▸ **DATA SECTION**
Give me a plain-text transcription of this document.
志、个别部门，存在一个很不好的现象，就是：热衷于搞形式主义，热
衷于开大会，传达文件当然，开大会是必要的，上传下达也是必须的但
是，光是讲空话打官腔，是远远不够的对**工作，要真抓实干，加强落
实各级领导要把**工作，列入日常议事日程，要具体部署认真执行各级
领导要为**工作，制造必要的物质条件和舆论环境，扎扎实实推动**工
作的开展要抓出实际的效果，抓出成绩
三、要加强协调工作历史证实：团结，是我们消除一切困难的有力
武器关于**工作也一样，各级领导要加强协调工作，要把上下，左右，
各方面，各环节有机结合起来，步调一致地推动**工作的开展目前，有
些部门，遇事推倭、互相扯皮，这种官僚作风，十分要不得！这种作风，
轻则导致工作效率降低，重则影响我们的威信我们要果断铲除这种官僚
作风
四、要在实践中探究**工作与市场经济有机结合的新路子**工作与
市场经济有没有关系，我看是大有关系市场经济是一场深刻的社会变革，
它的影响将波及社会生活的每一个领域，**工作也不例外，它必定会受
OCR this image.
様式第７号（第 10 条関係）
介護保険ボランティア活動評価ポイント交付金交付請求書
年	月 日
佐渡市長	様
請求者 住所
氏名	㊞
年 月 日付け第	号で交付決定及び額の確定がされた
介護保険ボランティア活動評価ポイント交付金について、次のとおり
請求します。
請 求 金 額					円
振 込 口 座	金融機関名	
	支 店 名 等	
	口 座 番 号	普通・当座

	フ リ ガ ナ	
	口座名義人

▸ **GIVEN INSTRUCTION**
Output the complete data exactly as written.

▸ **SOLUTION FOR THIS EXERCISE**
Give me a plain-text transcription of this document.
志、个别部门，存在一个很不好的现象，就是：热衷于搞形式主义，热
衷于开大会，传达文件当然，开大会是必要的，上传下达也是必须的但
是，光是讲空话打官腔，是远远不够的对**工作，要真抓实干，加强落
实各级领导要把**工作，列入日常议事日程，要具体部署认真执行各级
领导要为**工作，制造必要的物质条件和舆论环境，扎扎实实推动**工
作的开展要抓出实际的效果，抓出成绩
三、要加强协调工作历史证实：团结，是我们消除一切困难的有力
武器关于**工作也一样，各级领导要加强协调工作，要把上下，左右，
各方面，各环节有机结合起来，步调一致地推动**工作的开展目前，有
些部门，遇事推倭、互相扯皮，这种官僚作风，十分要不得！这种作风，
轻则导致工作效率降低，重则影响我们的威信我们要果断铲除这种官僚
作风
四、要在实践中探究**工作与市场经济有机结合的新路子**工作与
市场经济有没有关系，我看是大有关系市场经济是一场深刻的社会变革，
它的影响将波及社会生活的每一个领域，**工作也不例外，它必定会受
OCR this image.
様式第７号（第 10 条関係）
介護保険ボランティア活動評価ポイント交付金交付請求書
年	月 日
佐渡市長	様
請求者 住所
氏名	㊞
年 月 日付け第	号で交付決定及び額の確定がされた
介護保険ボランティア活動評価ポイント交付金について、次のとおり
請求します。
請 求 金 額					円
振 込 口 座	金融機関名	
	支 店 名 等	
	口 座 番 号	普通・当座

	フ リ ガ ナ	
	口座名義人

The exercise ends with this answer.